▼

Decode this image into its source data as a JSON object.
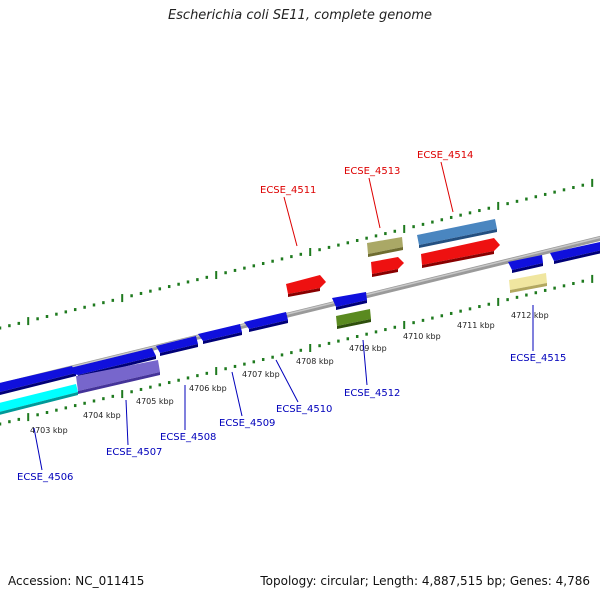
{
  "title": "Escherichia coli SE11, complete genome",
  "footer": {
    "accession": "Accession: NC_011415",
    "topology": "Topology: circular; Length: 4,887,515 bp; Genes: 4,786"
  },
  "colors": {
    "backbone": "#8c8c8c",
    "tick": "#1e7a1e",
    "label_forward": "#dd0000",
    "label_reverse": "#0000bb",
    "gene_blue": "#1010dd",
    "gene_red": "#ee1111",
    "gene_cyan": "#00ffff",
    "gene_slateblue": "#7766cc",
    "gene_olive": "#aaa866",
    "gene_steelblue": "#4a86c0",
    "gene_green": "#5a8a20",
    "gene_khaki": "#f0e6a0"
  },
  "scale_labels": [
    "4703 kbp",
    "4704 kbp",
    "4705 kbp",
    "4706 kbp",
    "4707 kbp",
    "4708 kbp",
    "4709 kbp",
    "4710 kbp",
    "4711 kbp",
    "4712 kbp"
  ],
  "gene_labels": [
    {
      "name": "ECSE_4506",
      "strand": "reverse"
    },
    {
      "name": "ECSE_4507",
      "strand": "reverse"
    },
    {
      "name": "ECSE_4508",
      "strand": "reverse"
    },
    {
      "name": "ECSE_4509",
      "strand": "reverse"
    },
    {
      "name": "ECSE_4510",
      "strand": "reverse"
    },
    {
      "name": "ECSE_4511",
      "strand": "forward"
    },
    {
      "name": "ECSE_4512",
      "strand": "reverse"
    },
    {
      "name": "ECSE_4513",
      "strand": "forward"
    },
    {
      "name": "ECSE_4514",
      "strand": "forward"
    },
    {
      "name": "ECSE_4515",
      "strand": "reverse"
    }
  ]
}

▲

The listing above must be given again exactly, minus its pictures.

**TASK OUTPUT:**
Decode this image into its source data as a JSON object.
{
  "title": "Escherichia coli SE11, complete genome",
  "footer": {
    "accession": "Accession: NC_011415",
    "topology": "Topology: circular; Length: 4,887,515 bp; Genes: 4,786"
  },
  "colors": {
    "backbone": "#8c8c8c",
    "tick": "#1e7a1e",
    "label_forward": "#dd0000",
    "label_reverse": "#0000bb",
    "gene_blue": "#1010dd",
    "gene_red": "#ee1111",
    "gene_cyan": "#00ffff",
    "gene_slateblue": "#7766cc",
    "gene_olive": "#aaa866",
    "gene_steelblue": "#4a86c0",
    "gene_green": "#5a8a20",
    "gene_khaki": "#f0e6a0"
  },
  "scale_labels": [
    "4703 kbp",
    "4704 kbp",
    "4705 kbp",
    "4706 kbp",
    "4707 kbp",
    "4708 kbp",
    "4709 kbp",
    "4710 kbp",
    "4711 kbp",
    "4712 kbp"
  ],
  "gene_labels": [
    {
      "name": "ECSE_4506",
      "strand": "reverse"
    },
    {
      "name": "ECSE_4507",
      "strand": "reverse"
    },
    {
      "name": "ECSE_4508",
      "strand": "reverse"
    },
    {
      "name": "ECSE_4509",
      "strand": "reverse"
    },
    {
      "name": "ECSE_4510",
      "strand": "reverse"
    },
    {
      "name": "ECSE_4511",
      "strand": "forward"
    },
    {
      "name": "ECSE_4512",
      "strand": "reverse"
    },
    {
      "name": "ECSE_4513",
      "strand": "forward"
    },
    {
      "name": "ECSE_4514",
      "strand": "forward"
    },
    {
      "name": "ECSE_4515",
      "strand": "reverse"
    }
  ]
}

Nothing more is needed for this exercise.